▸ Task description: Quote the records below in full, exactly as given, with the images taken out.

Dataset excerpt:
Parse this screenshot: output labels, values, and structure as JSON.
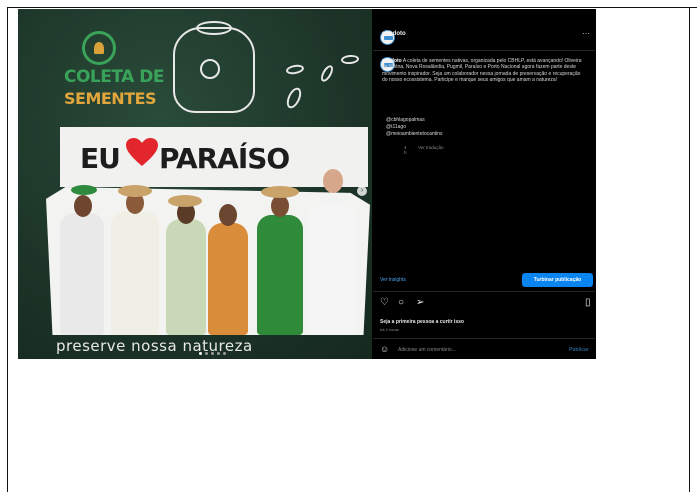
{
  "post": {
    "username": "cbhdoto",
    "caption": "A coleta de sementes nativas, organizada pelo CBHLP, está avançando! Oliveira de Nilóna, Nova Rosalândia, Pugmil, Paraíso e Porto Nacional agora fazem parte deste movimento inspirador. Seja um colaborador nessa jornada de preservação e recuperação do nosso ecossistema. Participe e marque seus amigos que amam a natureza!",
    "mentions": [
      "@cbhlagopalmas",
      "@t11ago",
      "@meioambientetocantins"
    ],
    "meta_time": "4 h",
    "meta_translation": "Ver tradução",
    "more_icon_glyph": "···"
  },
  "image": {
    "logo_line1": "COLETA DE",
    "logo_line2": "SEMENTES",
    "banner_left": "EU",
    "banner_right": "PARAÍSO",
    "footer": "preserve nossa natureza",
    "slide_count": 5,
    "active_slide": 1
  },
  "actions": {
    "insights_label": "Ver insights",
    "boost_label": "Turbinar publicação",
    "like_icon": "heart-icon",
    "comment_icon": "comment-icon",
    "share_icon": "share-icon",
    "save_icon": "bookmark-icon",
    "likes_text": "Seja a primeira pessoa a curtir isso",
    "date_text": "há 4 horas",
    "comment_placeholder": "Adicione um comentário...",
    "post_label": "Publicar"
  },
  "colors": {
    "accent_blue": "#0a84ee",
    "brand_green": "#3aa35a",
    "brand_orange": "#e2a63c",
    "heart_red": "#e3262e"
  }
}
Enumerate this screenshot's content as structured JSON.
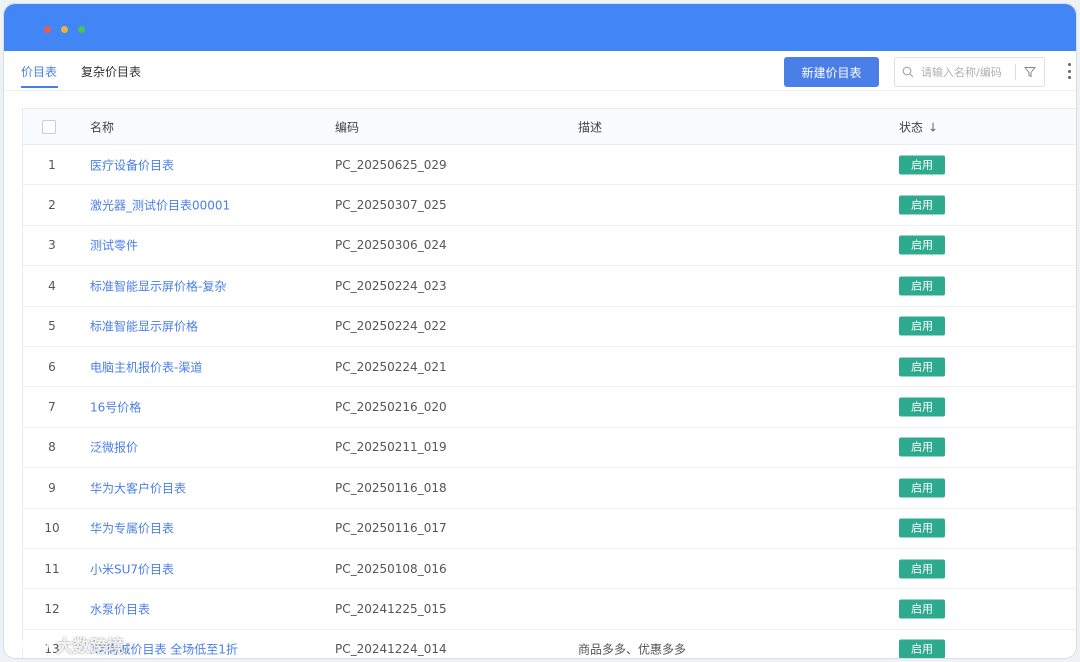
{
  "tabs": [
    {
      "label": "价目表",
      "active": true
    },
    {
      "label": "复杂价目表",
      "active": false
    }
  ],
  "toolbar": {
    "new_button_label": "新建价目表",
    "search_placeholder": "请输入名称/编码"
  },
  "table": {
    "columns": [
      "名称",
      "编码",
      "描述",
      "状态"
    ],
    "rows": [
      {
        "index": "1",
        "name": "医疗设备价目表",
        "code": "PC_20250625_029",
        "desc": "",
        "status": "启用"
      },
      {
        "index": "2",
        "name": "激光器_测试价目表00001",
        "code": "PC_20250307_025",
        "desc": "",
        "status": "启用"
      },
      {
        "index": "3",
        "name": "测试零件",
        "code": "PC_20250306_024",
        "desc": "",
        "status": "启用"
      },
      {
        "index": "4",
        "name": "标准智能显示屏价格-复杂",
        "code": "PC_20250224_023",
        "desc": "",
        "status": "启用"
      },
      {
        "index": "5",
        "name": "标准智能显示屏价格",
        "code": "PC_20250224_022",
        "desc": "",
        "status": "启用"
      },
      {
        "index": "6",
        "name": "电脑主机报价表-渠道",
        "code": "PC_20250224_021",
        "desc": "",
        "status": "启用"
      },
      {
        "index": "7",
        "name": "16号价格",
        "code": "PC_20250216_020",
        "desc": "",
        "status": "启用"
      },
      {
        "index": "8",
        "name": "泛微报价",
        "code": "PC_20250211_019",
        "desc": "",
        "status": "启用"
      },
      {
        "index": "9",
        "name": "华为大客户价目表",
        "code": "PC_20250116_018",
        "desc": "",
        "status": "启用"
      },
      {
        "index": "10",
        "name": "华为专属价目表",
        "code": "PC_20250116_017",
        "desc": "",
        "status": "启用"
      },
      {
        "index": "11",
        "name": "小米SU7价目表",
        "code": "PC_20250108_016",
        "desc": "",
        "status": "启用"
      },
      {
        "index": "12",
        "name": "水泵价目表",
        "code": "PC_20241225_015",
        "desc": "",
        "status": "启用"
      },
      {
        "index": "13",
        "name": "XX商城价目表 全场低至1折",
        "code": "PC_20241224_014",
        "desc": "商品多多、优惠多多",
        "status": "启用"
      }
    ]
  },
  "watermark": {
    "text": "大数跨境"
  },
  "colors": {
    "titlebar": "#4285f4",
    "accent": "#4a7fe8",
    "status_badge": "#2eaa8f"
  },
  "icons": {
    "search": "search-icon",
    "filter": "filter-icon",
    "more": "more-vertical-icon",
    "sort": "arrow-down-icon"
  }
}
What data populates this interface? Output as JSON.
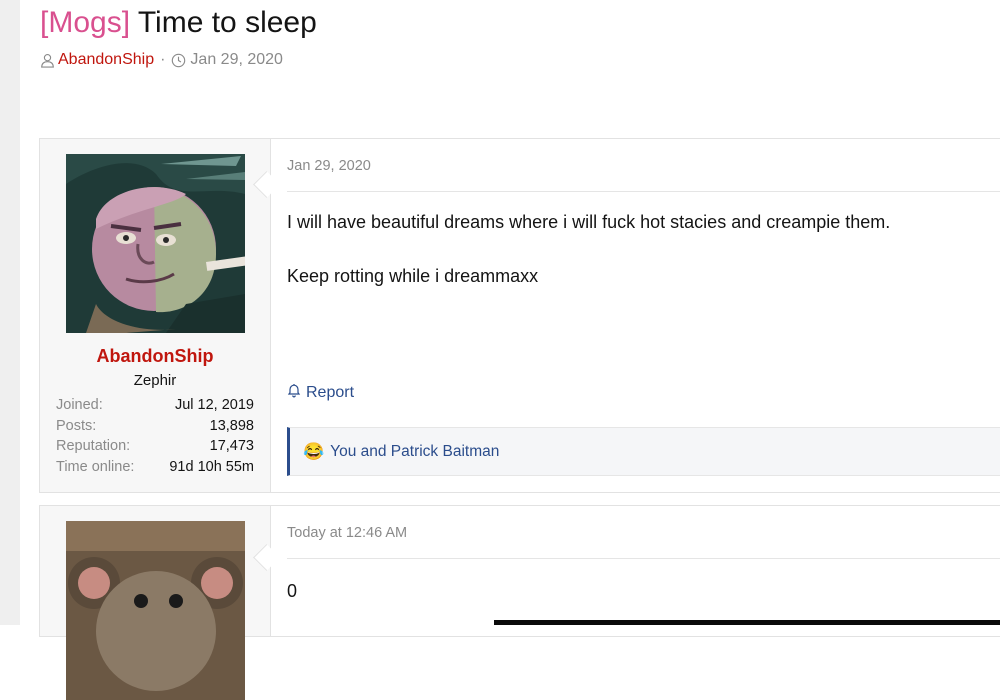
{
  "thread": {
    "prefix": "[Mogs]",
    "title": "Time to sleep",
    "author": "AbandonShip",
    "date": "Jan 29, 2020"
  },
  "posts": [
    {
      "date": "Jan 29, 2020",
      "user": {
        "name": "AbandonShip",
        "title": "Zephir",
        "stats": [
          {
            "label": "Joined:",
            "value": "Jul 12, 2019"
          },
          {
            "label": "Posts:",
            "value": "13,898"
          },
          {
            "label": "Reputation:",
            "value": "17,473"
          },
          {
            "label": "Time online:",
            "value": "91d 10h 55m"
          }
        ]
      },
      "body": [
        "I will have beautiful dreams where i will fuck hot stacies and creampie them.",
        "Keep rotting while i dreammaxx"
      ],
      "report_label": "Report",
      "reactions": {
        "icon": "crying-laughing-emoji",
        "emoji": "😂",
        "text": "You and Patrick Baitman"
      }
    },
    {
      "date": "Today at 12:46 AM",
      "body": [
        "0"
      ]
    }
  ],
  "colors": {
    "prefix": "#d9508f",
    "username": "#c0160e",
    "link": "#2b4d8c",
    "muted": "#8a8a8a"
  }
}
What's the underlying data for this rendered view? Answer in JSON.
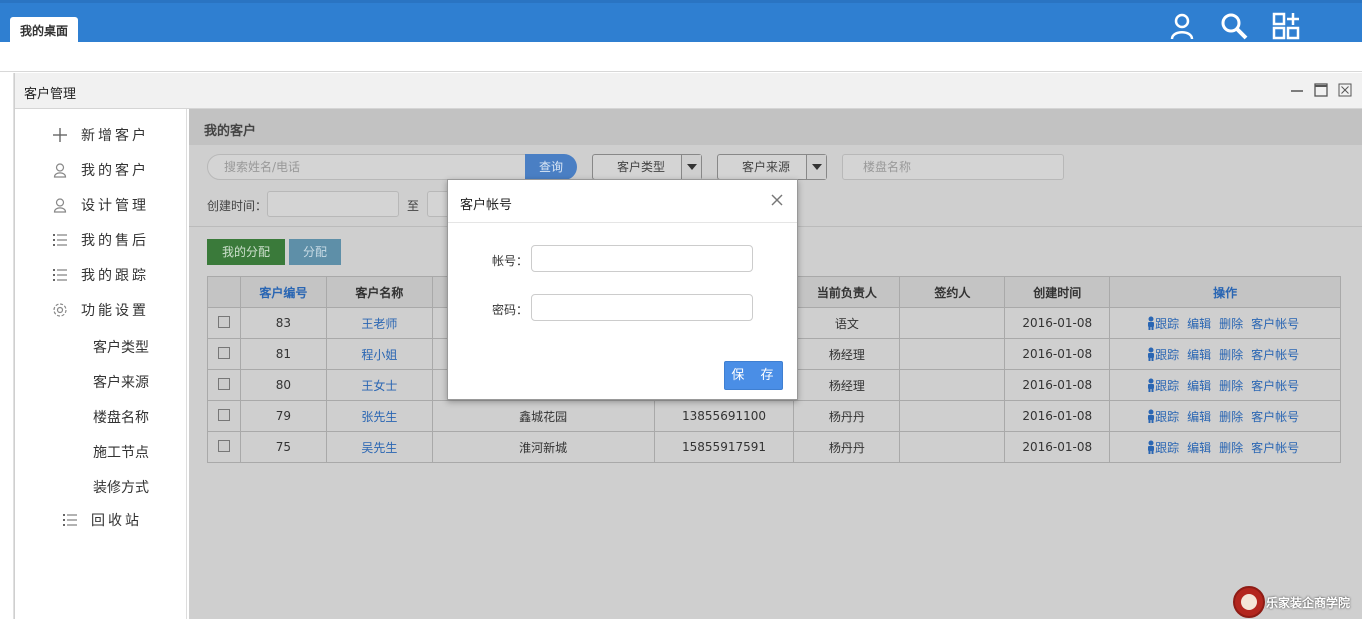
{
  "topbar": {
    "tab": "我的桌面",
    "icons": [
      "user-icon",
      "search-icon",
      "apps-icon"
    ]
  },
  "window": {
    "title": "客户管理"
  },
  "sidebar": {
    "items": [
      {
        "label": "新增客户",
        "icon": "plus-icon"
      },
      {
        "label": "我的客户",
        "icon": "user-icon"
      },
      {
        "label": "设计管理",
        "icon": "user-icon"
      },
      {
        "label": "我的售后",
        "icon": "list-icon"
      },
      {
        "label": "我的跟踪",
        "icon": "list-icon"
      },
      {
        "label": "功能设置",
        "icon": "gear-icon"
      }
    ],
    "sub_items": [
      "客户类型",
      "客户来源",
      "楼盘名称",
      "施工节点",
      "装修方式"
    ],
    "recycle": {
      "label": "回收站",
      "icon": "list-icon"
    }
  },
  "main": {
    "section_title": "我的客户",
    "search_placeholder": "搜索姓名/电话",
    "search_button": "查询",
    "customer_type": "客户类型",
    "customer_source": "客户来源",
    "building_placeholder": "楼盘名称",
    "created_time_label": "创建时间：",
    "to_label": "至",
    "btn_my_assign": "我的分配",
    "btn_assign": "分配"
  },
  "table": {
    "headers": [
      "客户编号",
      "客户名称",
      "",
      "",
      "当前负责人",
      "签约人",
      "创建时间",
      "操作"
    ],
    "rows": [
      {
        "id": "83",
        "name": "王老师",
        "building": "",
        "phone": "",
        "owner": "语文",
        "signer": "",
        "created": "2016-01-08"
      },
      {
        "id": "81",
        "name": "程小姐",
        "building": "",
        "phone": "",
        "owner": "杨经理",
        "signer": "",
        "created": "2016-01-08"
      },
      {
        "id": "80",
        "name": "王女士",
        "building": "",
        "phone": "",
        "owner": "杨经理",
        "signer": "",
        "created": "2016-01-08"
      },
      {
        "id": "79",
        "name": "张先生",
        "building": "鑫城花园",
        "phone": "13855691100",
        "owner": "杨丹丹",
        "signer": "",
        "created": "2016-01-08"
      },
      {
        "id": "75",
        "name": "吴先生",
        "building": "淮河新城",
        "phone": "15855917591",
        "owner": "杨丹丹",
        "signer": "",
        "created": "2016-01-08"
      }
    ],
    "ops": [
      "跟踪",
      "编辑",
      "删除",
      "客户帐号"
    ]
  },
  "modal": {
    "title": "客户帐号",
    "account_label": "帐号：",
    "password_label": "密码：",
    "save": "保 存"
  },
  "watermark": "乐家装企商学院"
}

▸ Task output:
Parse this screenshot: output labels, values, and structure as JSON.
{
  "post": {
    "username": "cbhdoto",
    "caption": "A coleta de sementes nativas, organizada pelo CBHLP, está avançando! Oliveira de Nilóna, Nova Rosalândia, Pugmil, Paraíso e Porto Nacional agora fazem parte deste movimento inspirador. Seja um colaborador nessa jornada de preservação e recuperação do nosso ecossistema. Participe e marque seus amigos que amam a natureza!",
    "mentions": [
      "@cbhlagopalmas",
      "@t11ago",
      "@meioambientetocantins"
    ],
    "meta_time": "4 h",
    "meta_translation": "Ver tradução",
    "more_icon_glyph": "···"
  },
  "image": {
    "logo_line1": "COLETA DE",
    "logo_line2": "SEMENTES",
    "banner_left": "EU",
    "banner_right": "PARAÍSO",
    "footer": "preserve nossa natureza",
    "slide_count": 5,
    "active_slide": 1
  },
  "actions": {
    "insights_label": "Ver insights",
    "boost_label": "Turbinar publicação",
    "like_icon": "heart-icon",
    "comment_icon": "comment-icon",
    "share_icon": "share-icon",
    "save_icon": "bookmark-icon",
    "likes_text": "Seja a primeira pessoa a curtir isso",
    "date_text": "há 4 horas",
    "comment_placeholder": "Adicione um comentário...",
    "post_label": "Publicar"
  },
  "colors": {
    "accent_blue": "#0a84ee",
    "brand_green": "#3aa35a",
    "brand_orange": "#e2a63c",
    "heart_red": "#e3262e"
  }
}
Enumerate this screenshot's content as structured JSON.
{
  "tabs": [
    {
      "label": "价目表",
      "active": true
    },
    {
      "label": "复杂价目表",
      "active": false
    }
  ],
  "toolbar": {
    "new_button_label": "新建价目表",
    "search_placeholder": "请输入名称/编码"
  },
  "table": {
    "columns": [
      "名称",
      "编码",
      "描述",
      "状态"
    ],
    "rows": [
      {
        "index": "1",
        "name": "医疗设备价目表",
        "code": "PC_20250625_029",
        "desc": "",
        "status": "启用"
      },
      {
        "index": "2",
        "name": "激光器_测试价目表00001",
        "code": "PC_20250307_025",
        "desc": "",
        "status": "启用"
      },
      {
        "index": "3",
        "name": "测试零件",
        "code": "PC_20250306_024",
        "desc": "",
        "status": "启用"
      },
      {
        "index": "4",
        "name": "标准智能显示屏价格-复杂",
        "code": "PC_20250224_023",
        "desc": "",
        "status": "启用"
      },
      {
        "index": "5",
        "name": "标准智能显示屏价格",
        "code": "PC_20250224_022",
        "desc": "",
        "status": "启用"
      },
      {
        "index": "6",
        "name": "电脑主机报价表-渠道",
        "code": "PC_20250224_021",
        "desc": "",
        "status": "启用"
      },
      {
        "index": "7",
        "name": "16号价格",
        "code": "PC_20250216_020",
        "desc": "",
        "status": "启用"
      },
      {
        "index": "8",
        "name": "泛微报价",
        "code": "PC_20250211_019",
        "desc": "",
        "status": "启用"
      },
      {
        "index": "9",
        "name": "华为大客户价目表",
        "code": "PC_20250116_018",
        "desc": "",
        "status": "启用"
      },
      {
        "index": "10",
        "name": "华为专属价目表",
        "code": "PC_20250116_017",
        "desc": "",
        "status": "启用"
      },
      {
        "index": "11",
        "name": "小米SU7价目表",
        "code": "PC_20250108_016",
        "desc": "",
        "status": "启用"
      },
      {
        "index": "12",
        "name": "水泵价目表",
        "code": "PC_20241225_015",
        "desc": "",
        "status": "启用"
      },
      {
        "index": "13",
        "name": "XX商城价目表 全场低至1折",
        "code": "PC_20241224_014",
        "desc": "商品多多、优惠多多",
        "status": "启用"
      }
    ]
  },
  "watermark": {
    "text": "大数跨境"
  },
  "colors": {
    "titlebar": "#4285f4",
    "accent": "#4a7fe8",
    "status_badge": "#2eaa8f"
  },
  "icons": {
    "search": "search-icon",
    "filter": "filter-icon",
    "more": "more-vertical-icon",
    "sort": "arrow-down-icon"
  }
}
What data populates this interface? Output as JSON.
{
  "thread": {
    "prefix": "[Mogs]",
    "title": "Time to sleep",
    "author": "AbandonShip",
    "date": "Jan 29, 2020"
  },
  "posts": [
    {
      "date": "Jan 29, 2020",
      "user": {
        "name": "AbandonShip",
        "title": "Zephir",
        "stats": [
          {
            "label": "Joined:",
            "value": "Jul 12, 2019"
          },
          {
            "label": "Posts:",
            "value": "13,898"
          },
          {
            "label": "Reputation:",
            "value": "17,473"
          },
          {
            "label": "Time online:",
            "value": "91d 10h 55m"
          }
        ]
      },
      "body": [
        "I will have beautiful dreams where i will fuck hot stacies and creampie them.",
        "Keep rotting while i dreammaxx"
      ],
      "report_label": "Report",
      "reactions": {
        "icon": "crying-laughing-emoji",
        "emoji": "😂",
        "text": "You and Patrick Baitman"
      }
    },
    {
      "date": "Today at 12:46 AM",
      "body": [
        "0"
      ]
    }
  ],
  "colors": {
    "prefix": "#d9508f",
    "username": "#c0160e",
    "link": "#2b4d8c",
    "muted": "#8a8a8a"
  }
}
What's the underlying data for this rendered view? Answer in JSON.
{
  "topbar": {
    "tab": "我的桌面",
    "icons": [
      "user-icon",
      "search-icon",
      "apps-icon"
    ]
  },
  "window": {
    "title": "客户管理"
  },
  "sidebar": {
    "items": [
      {
        "label": "新增客户",
        "icon": "plus-icon"
      },
      {
        "label": "我的客户",
        "icon": "user-icon"
      },
      {
        "label": "设计管理",
        "icon": "user-icon"
      },
      {
        "label": "我的售后",
        "icon": "list-icon"
      },
      {
        "label": "我的跟踪",
        "icon": "list-icon"
      },
      {
        "label": "功能设置",
        "icon": "gear-icon"
      }
    ],
    "sub_items": [
      "客户类型",
      "客户来源",
      "楼盘名称",
      "施工节点",
      "装修方式"
    ],
    "recycle": {
      "label": "回收站",
      "icon": "list-icon"
    }
  },
  "main": {
    "section_title": "我的客户",
    "search_placeholder": "搜索姓名/电话",
    "search_button": "查询",
    "customer_type": "客户类型",
    "customer_source": "客户来源",
    "building_placeholder": "楼盘名称",
    "created_time_label": "创建时间：",
    "to_label": "至",
    "btn_my_assign": "我的分配",
    "btn_assign": "分配"
  },
  "table": {
    "headers": [
      "客户编号",
      "客户名称",
      "",
      "",
      "当前负责人",
      "签约人",
      "创建时间",
      "操作"
    ],
    "rows": [
      {
        "id": "83",
        "name": "王老师",
        "building": "",
        "phone": "",
        "owner": "语文",
        "signer": "",
        "created": "2016-01-08"
      },
      {
        "id": "81",
        "name": "程小姐",
        "building": "",
        "phone": "",
        "owner": "杨经理",
        "signer": "",
        "created": "2016-01-08"
      },
      {
        "id": "80",
        "name": "王女士",
        "building": "",
        "phone": "",
        "owner": "杨经理",
        "signer": "",
        "created": "2016-01-08"
      },
      {
        "id": "79",
        "name": "张先生",
        "building": "鑫城花园",
        "phone": "13855691100",
        "owner": "杨丹丹",
        "signer": "",
        "created": "2016-01-08"
      },
      {
        "id": "75",
        "name": "吴先生",
        "building": "淮河新城",
        "phone": "15855917591",
        "owner": "杨丹丹",
        "signer": "",
        "created": "2016-01-08"
      }
    ],
    "ops": [
      "跟踪",
      "编辑",
      "删除",
      "客户帐号"
    ]
  },
  "modal": {
    "title": "客户帐号",
    "account_label": "帐号：",
    "password_label": "密码：",
    "save": "保 存"
  },
  "watermark": "乐家装企商学院"
}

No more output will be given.